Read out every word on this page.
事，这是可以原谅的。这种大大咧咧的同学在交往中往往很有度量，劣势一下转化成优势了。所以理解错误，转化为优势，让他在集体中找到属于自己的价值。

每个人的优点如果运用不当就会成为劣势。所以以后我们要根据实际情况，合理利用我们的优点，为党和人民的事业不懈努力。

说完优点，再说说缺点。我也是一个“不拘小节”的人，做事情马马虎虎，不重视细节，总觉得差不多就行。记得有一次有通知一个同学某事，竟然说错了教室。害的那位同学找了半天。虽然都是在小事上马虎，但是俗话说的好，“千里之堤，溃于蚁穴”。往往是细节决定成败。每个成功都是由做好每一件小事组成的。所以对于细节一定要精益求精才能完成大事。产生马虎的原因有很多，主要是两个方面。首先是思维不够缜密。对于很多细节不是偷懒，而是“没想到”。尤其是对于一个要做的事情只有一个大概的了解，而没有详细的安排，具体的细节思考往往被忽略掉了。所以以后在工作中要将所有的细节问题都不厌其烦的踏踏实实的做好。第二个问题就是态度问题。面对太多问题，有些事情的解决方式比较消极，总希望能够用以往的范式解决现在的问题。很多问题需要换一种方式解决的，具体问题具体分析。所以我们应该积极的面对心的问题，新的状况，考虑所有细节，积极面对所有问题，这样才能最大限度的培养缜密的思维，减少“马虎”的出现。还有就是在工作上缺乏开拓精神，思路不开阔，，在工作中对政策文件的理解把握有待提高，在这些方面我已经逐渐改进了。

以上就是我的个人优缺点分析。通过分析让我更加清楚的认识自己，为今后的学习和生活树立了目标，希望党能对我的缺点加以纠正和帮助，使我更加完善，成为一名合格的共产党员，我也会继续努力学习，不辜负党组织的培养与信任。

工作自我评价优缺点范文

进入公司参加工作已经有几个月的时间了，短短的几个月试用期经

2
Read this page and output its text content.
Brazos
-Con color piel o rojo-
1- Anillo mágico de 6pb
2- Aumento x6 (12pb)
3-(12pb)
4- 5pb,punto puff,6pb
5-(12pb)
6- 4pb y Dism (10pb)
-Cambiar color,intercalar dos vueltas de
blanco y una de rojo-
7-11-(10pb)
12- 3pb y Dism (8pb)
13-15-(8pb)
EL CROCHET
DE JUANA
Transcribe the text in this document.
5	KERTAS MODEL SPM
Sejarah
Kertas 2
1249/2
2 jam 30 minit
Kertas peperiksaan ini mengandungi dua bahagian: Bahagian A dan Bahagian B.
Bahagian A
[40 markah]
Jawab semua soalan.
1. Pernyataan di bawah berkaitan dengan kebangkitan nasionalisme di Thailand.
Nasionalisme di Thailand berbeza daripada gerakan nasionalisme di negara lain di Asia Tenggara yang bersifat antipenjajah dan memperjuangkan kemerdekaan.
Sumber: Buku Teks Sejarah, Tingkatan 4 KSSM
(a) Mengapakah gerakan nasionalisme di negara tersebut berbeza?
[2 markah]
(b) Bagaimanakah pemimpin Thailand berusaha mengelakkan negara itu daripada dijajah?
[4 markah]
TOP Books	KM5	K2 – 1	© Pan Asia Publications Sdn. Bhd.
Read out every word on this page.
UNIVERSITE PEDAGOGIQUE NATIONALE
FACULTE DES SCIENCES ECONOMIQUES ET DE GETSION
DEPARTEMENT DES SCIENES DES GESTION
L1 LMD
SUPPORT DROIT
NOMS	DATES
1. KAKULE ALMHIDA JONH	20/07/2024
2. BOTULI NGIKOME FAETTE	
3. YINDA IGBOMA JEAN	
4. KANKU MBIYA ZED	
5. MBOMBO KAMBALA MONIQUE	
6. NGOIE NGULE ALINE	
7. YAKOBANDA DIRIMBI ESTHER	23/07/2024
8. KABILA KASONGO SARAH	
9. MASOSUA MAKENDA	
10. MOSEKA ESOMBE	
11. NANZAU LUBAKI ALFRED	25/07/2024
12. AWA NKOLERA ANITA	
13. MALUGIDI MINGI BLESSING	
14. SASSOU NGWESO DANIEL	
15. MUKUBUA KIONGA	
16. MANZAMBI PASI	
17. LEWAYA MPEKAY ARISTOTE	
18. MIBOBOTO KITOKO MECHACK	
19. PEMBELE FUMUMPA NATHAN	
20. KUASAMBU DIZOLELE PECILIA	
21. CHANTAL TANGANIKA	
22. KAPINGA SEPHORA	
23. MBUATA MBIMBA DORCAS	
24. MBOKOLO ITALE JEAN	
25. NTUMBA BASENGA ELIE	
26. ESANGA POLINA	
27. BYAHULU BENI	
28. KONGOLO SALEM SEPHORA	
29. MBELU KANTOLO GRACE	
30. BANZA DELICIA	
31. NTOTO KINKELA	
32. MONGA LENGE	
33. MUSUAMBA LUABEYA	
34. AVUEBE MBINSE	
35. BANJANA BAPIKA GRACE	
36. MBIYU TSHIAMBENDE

........

Written task: Extract, exactly, the lines above that begin at the line containing "Read this page and output its text content." and end at the final line of the records; add no other text.

Response for this exercise:
Read this page and output its text content.
Brazos
-Con color piel o rojo-
1- Anillo mágico de 6pb
2- Aumento x6 (12pb)
3-(12pb)
4- 5pb,punto puff,6pb
5-(12pb)
6- 4pb y Dism (10pb)
-Cambiar color,intercalar dos vueltas de
blanco y una de rojo-
7-11-(10pb)
12- 3pb y Dism (8pb)
13-15-(8pb)
EL CROCHET
DE JUANA
Transcribe the text in this document.
5	KERTAS MODEL SPM
Sejarah
Kertas 2
1249/2
2 jam 30 minit
Kertas peperiksaan ini mengandungi dua bahagian: Bahagian A dan Bahagian B.
Bahagian A
[40 markah]
Jawab semua soalan.
1. Pernyataan di bawah berkaitan dengan kebangkitan nasionalisme di Thailand.
Nasionalisme di Thailand berbeza daripada gerakan nasionalisme di negara lain di Asia Tenggara yang bersifat antipenjajah dan memperjuangkan kemerdekaan.
Sumber: Buku Teks Sejarah, Tingkatan 4 KSSM
(a) Mengapakah gerakan nasionalisme di negara tersebut berbeza?
[2 markah]
(b) Bagaimanakah pemimpin Thailand berusaha mengelakkan negara itu daripada dijajah?
[4 markah]
TOP Books	KM5	K2 – 1	© Pan Asia Publications Sdn. Bhd.
Read out every word on this page.
UNIVERSITE PEDAGOGIQUE NATIONALE
FACULTE DES SCIENCES ECONOMIQUES ET DE GETSION
DEPARTEMENT DES SCIENES DES GESTION
L1 LMD
SUPPORT DROIT
NOMS	DATES
1. KAKULE ALMHIDA JONH	20/07/2024
2. BOTULI NGIKOME FAETTE	
3. YINDA IGBOMA JEAN	
4. KANKU MBIYA ZED	
5. MBOMBO KAMBALA MONIQUE	
6. NGOIE NGULE ALINE	
7. YAKOBANDA DIRIMBI ESTHER	23/07/2024
8. KABILA KASONGO SARAH	
9. MASOSUA MAKENDA	
10. MOSEKA ESOMBE	
11. NANZAU LUBAKI ALFRED	25/07/2024
12. AWA NKOLERA ANITA	
13. MALUGIDI MINGI BLESSING	
14. SASSOU NGWESO DANIEL	
15. MUKUBUA KIONGA	
16. MANZAMBI PASI	
17. LEWAYA MPEKAY ARISTOTE	
18. MIBOBOTO KITOKO MECHACK	
19. PEMBELE FUMUMPA NATHAN	
20. KUASAMBU DIZOLELE PECILIA	
21. CHANTAL TANGANIKA	
22. KAPINGA SEPHORA	
23. MBUATA MBIMBA DORCAS	
24. MBOKOLO ITALE JEAN	
25. NTUMBA BASENGA ELIE	
26. ESANGA POLINA	
27. BYAHULU BENI	
28. KONGOLO SALEM SEPHORA	
29. MBELU KANTOLO GRACE	
30. BANZA DELICIA	
31. NTOTO KINKELA	
32. MONGA LENGE	
33. MUSUAMBA LUABEYA	
34. AVUEBE MBINSE	
35. BANJANA BAPIKA GRACE	
36. MBIYU TSHIAMBENDE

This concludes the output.